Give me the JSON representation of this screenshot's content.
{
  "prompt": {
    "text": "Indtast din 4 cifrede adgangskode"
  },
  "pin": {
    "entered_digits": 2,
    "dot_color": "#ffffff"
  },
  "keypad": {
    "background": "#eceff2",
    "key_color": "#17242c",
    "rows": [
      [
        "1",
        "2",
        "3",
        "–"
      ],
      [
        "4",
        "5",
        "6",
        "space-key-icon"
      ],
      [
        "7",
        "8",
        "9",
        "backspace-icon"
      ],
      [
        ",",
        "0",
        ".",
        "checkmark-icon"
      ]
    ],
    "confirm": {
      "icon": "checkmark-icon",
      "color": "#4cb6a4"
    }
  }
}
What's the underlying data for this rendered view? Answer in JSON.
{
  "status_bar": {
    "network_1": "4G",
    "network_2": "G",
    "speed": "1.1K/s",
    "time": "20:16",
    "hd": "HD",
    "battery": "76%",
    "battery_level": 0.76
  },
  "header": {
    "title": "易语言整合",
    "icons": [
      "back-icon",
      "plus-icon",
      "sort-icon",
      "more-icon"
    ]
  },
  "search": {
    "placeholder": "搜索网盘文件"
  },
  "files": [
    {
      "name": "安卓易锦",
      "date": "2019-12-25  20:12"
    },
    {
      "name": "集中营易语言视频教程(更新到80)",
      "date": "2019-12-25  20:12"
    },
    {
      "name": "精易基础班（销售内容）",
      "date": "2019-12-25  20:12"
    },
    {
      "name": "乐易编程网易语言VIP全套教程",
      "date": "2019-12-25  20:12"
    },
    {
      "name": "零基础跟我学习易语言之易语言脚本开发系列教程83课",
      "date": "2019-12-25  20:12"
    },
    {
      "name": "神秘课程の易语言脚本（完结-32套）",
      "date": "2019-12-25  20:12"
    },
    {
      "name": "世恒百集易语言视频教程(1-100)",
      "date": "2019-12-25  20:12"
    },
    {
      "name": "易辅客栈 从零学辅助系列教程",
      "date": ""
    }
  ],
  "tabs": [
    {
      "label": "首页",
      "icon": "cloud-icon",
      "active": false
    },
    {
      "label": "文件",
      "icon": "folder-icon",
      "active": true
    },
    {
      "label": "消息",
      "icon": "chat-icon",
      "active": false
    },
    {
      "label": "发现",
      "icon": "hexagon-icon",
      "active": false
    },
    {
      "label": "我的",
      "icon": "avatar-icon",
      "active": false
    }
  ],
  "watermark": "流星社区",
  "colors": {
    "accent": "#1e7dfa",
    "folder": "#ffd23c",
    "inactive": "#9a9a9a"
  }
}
○ ○ ○ ○ ○
→ Description of the task:
Extract each line from the listing that holds the word "this".

→ Final result:
Give me the JSON representation of this screenshot's content.
What's the underlying data for this rendered view? Answer in JSON.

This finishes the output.